=== TEXTE DU DOCUMENT ===
--- --- ---

M. Leung, qui s’est fait arrêter alors qu’il allait rejoindre les manifestants avec un mégaphone, nie que les Indigenous aient organisé les violences, bien que les autorités aient par la suite remarqué que le groupe était venu à Mong Kok avec des boucliers en plastique. Environ 20 des 69 personnes arrêtées suite aux affrontements sont affilées au groupe, selon M. Leung.

« Si l’Histoire fait de nous les responsables des violences, alors ainsi soit-il », a dit M. Leung, mais « si nous obtenons l’autonomie, ou même créons une nation à nous, ce qui s’est passé à Mong Kok sera considéré comme une révolution. »

Demain c'est loin

Mais pour les analystes, l’idée que la Chine puisse accorder l’indépendance à Hong Kong est grotesque.

« Les courageux jeunes de Hong Kong doivent lire et comprendre la nature de la politique et du système politique de la République Populaire de Chine s’ils veulent arriver à quoi que ce soit dans leur défense des droits de Hong Kong, » dit Steve Tsang, professeur d’études chinoises contemporaines à l’université de Nottingham. « La politique, c’est l’art du possible. »

M, Leung dit voir à long terme. Il voit le sentiment d’identité locale – et le grand nombre de manifestants prêts à se battre – comme autant d’atouts dans une négociation quant au futur de la ville. En ce sens, il s’est félicité des violences à Mong Kok.

« Nous avons prouvé que nous avions la capacité de mobilisation pour mettre le gouvernement sous pression, » dit-il.

Tous les localistes n’approuvent pas l’idée des manifestations violentes. Mais des signes montrent que cette tactique gagne en popularité au sein des jeunes activistes démocrates, dont beaucoup sont sortis désabusés de l’incroyablement pacifique mouvement des Parapluies qui n’obtint aucun résultat.

--- --- ---

=== LIGNES ===
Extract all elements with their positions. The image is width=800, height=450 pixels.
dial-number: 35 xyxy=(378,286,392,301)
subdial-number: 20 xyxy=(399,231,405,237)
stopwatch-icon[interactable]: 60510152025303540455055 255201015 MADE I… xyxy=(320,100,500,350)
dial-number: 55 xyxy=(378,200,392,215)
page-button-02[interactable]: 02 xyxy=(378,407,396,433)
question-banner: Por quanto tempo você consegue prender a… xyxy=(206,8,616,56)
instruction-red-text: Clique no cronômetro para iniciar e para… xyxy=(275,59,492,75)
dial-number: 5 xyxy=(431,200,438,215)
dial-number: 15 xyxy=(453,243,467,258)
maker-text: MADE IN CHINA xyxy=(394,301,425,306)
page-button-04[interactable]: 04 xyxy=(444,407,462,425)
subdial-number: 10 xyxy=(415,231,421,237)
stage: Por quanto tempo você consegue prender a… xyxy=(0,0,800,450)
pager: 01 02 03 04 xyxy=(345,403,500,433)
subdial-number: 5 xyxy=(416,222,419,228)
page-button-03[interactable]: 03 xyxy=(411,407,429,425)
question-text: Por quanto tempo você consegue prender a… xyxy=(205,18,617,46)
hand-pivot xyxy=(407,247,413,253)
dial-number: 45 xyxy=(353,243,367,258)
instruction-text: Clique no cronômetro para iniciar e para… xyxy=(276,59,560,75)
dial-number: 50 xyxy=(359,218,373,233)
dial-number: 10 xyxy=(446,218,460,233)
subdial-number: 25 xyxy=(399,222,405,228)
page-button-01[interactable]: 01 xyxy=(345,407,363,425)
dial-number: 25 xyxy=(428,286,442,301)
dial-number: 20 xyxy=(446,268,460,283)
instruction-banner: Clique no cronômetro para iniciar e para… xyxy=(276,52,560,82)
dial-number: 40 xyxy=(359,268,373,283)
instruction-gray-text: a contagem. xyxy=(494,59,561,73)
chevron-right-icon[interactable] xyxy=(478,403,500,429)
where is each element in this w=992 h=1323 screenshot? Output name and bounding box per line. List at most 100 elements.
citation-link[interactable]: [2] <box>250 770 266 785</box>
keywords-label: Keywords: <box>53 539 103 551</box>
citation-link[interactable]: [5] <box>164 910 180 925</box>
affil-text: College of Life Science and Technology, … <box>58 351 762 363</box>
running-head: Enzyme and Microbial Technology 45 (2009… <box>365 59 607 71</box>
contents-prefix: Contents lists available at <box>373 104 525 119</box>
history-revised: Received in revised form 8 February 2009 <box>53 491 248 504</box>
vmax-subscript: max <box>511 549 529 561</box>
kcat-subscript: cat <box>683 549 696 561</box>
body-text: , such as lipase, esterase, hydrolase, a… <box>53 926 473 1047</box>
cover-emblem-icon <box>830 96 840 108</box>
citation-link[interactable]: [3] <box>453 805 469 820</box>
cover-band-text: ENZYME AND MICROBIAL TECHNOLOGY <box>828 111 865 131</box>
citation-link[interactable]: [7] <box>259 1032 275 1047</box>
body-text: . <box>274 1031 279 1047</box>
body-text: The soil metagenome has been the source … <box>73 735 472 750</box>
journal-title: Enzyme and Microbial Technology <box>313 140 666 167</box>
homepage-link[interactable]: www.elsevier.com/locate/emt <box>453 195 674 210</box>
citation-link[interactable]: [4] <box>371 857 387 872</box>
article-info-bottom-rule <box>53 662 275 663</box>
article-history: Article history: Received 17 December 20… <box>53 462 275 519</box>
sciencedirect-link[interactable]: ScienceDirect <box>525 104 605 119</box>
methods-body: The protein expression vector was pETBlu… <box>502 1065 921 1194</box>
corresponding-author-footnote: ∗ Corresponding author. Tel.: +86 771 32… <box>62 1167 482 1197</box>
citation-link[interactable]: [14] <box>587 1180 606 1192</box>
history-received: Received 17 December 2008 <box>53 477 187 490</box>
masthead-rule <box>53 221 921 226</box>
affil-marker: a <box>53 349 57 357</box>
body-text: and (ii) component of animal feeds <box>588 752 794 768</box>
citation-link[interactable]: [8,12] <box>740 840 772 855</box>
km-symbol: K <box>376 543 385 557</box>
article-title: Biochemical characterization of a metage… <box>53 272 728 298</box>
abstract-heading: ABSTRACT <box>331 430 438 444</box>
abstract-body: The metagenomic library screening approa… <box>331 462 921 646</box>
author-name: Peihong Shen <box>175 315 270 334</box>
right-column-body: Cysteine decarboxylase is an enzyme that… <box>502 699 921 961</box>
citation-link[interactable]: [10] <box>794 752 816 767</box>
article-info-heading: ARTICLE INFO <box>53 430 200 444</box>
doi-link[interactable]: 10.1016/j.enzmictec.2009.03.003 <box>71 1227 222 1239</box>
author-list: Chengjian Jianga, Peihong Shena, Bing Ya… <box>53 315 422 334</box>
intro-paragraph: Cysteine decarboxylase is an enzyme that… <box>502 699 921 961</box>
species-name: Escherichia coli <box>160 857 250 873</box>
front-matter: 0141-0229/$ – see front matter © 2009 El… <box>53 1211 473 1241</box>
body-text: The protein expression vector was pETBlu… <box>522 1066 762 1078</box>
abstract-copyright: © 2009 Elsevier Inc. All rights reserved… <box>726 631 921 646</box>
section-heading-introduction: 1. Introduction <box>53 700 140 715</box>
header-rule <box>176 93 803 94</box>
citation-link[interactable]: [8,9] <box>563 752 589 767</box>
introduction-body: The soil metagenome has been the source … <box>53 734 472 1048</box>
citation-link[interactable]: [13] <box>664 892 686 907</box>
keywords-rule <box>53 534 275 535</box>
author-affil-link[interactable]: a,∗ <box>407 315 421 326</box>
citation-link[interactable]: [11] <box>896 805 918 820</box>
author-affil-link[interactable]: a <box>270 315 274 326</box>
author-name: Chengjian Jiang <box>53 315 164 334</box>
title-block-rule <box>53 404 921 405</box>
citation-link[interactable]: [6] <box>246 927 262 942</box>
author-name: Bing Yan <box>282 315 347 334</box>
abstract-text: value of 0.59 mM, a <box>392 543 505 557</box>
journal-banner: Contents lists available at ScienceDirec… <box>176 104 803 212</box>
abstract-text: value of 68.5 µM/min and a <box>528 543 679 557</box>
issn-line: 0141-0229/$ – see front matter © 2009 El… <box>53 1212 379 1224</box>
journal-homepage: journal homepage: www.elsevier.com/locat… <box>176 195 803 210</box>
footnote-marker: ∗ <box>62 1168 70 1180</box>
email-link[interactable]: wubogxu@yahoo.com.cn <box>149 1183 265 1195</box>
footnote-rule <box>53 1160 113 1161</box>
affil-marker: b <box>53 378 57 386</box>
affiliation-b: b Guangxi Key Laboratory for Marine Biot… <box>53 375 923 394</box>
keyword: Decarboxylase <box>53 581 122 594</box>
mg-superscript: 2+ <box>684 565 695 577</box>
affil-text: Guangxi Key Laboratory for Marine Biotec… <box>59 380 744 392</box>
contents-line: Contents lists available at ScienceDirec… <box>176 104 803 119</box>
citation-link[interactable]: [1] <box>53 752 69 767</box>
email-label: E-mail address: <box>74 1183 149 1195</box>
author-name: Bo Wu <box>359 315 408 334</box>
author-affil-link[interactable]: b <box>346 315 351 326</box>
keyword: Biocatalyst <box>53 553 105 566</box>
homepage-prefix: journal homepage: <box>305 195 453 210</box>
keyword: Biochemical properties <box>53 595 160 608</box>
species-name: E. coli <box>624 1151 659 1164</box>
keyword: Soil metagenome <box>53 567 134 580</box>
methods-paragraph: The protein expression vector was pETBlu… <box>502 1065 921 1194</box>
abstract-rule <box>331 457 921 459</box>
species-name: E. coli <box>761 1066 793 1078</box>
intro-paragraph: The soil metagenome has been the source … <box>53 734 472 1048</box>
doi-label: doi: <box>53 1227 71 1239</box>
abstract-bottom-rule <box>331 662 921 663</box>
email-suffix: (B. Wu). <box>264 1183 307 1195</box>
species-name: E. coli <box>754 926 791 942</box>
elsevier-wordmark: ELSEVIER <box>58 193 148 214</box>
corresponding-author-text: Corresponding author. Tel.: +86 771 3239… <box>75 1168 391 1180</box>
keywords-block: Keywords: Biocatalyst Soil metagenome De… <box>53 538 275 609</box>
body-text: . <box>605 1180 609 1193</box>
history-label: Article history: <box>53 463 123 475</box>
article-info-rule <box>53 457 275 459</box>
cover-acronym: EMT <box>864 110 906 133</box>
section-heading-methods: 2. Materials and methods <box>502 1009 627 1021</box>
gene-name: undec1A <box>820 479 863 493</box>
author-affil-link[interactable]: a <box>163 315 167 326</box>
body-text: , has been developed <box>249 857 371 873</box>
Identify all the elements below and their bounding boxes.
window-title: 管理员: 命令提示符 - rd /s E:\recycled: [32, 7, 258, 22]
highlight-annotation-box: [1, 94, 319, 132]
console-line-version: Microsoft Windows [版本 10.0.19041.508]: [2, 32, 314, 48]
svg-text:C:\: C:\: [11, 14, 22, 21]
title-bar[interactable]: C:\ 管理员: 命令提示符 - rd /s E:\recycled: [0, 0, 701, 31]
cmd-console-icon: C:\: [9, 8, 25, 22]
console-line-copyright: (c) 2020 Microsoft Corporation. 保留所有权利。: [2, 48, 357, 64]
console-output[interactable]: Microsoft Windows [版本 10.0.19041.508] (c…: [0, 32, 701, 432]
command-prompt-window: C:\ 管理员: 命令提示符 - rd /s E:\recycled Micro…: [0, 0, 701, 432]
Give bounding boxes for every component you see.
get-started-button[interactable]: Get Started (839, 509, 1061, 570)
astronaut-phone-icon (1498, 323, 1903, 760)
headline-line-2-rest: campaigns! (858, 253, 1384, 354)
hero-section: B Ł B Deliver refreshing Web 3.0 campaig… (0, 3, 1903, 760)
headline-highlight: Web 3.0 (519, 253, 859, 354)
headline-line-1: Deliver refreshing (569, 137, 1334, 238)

--- --- ---

=== CONSIGNE 1 ===
D’après M. Leung, environ combien des 69 personnes arrêtées après les affrontements appartiennent au groupe Indigenous, selon le texte du document ?
=== CONSIGNE 2 ===
Traduisez en anglais la phrase suivante du texte du document : « Tous les localistes n’approuvent pas l’idée des manifestations violentes. »
=== CONSIGNE 3 ===
Recopiez le passage du texte du document qui va de « M. Leung, qui » à « selon M. Leung. ».

=== RÉPONSE 1 ===
Environ 20.

=== RÉPONSE 2 ===
Not all localists approve of the idea of violent protests.

=== RÉPONSE 3 ===
M. Leung, qui s’est fait arrêter alors qu’il allait rejoindre les manifestants avec un mégaphone, nie que les Indigenous aient organisé les violences, bien que les autorités aient par la suite remarqué que le groupe était venu à Mong Kok avec des boucliers en plastique. Environ 20 des 69 personnes arrêtées suite aux affrontements sont affilées au groupe, selon M. Leung.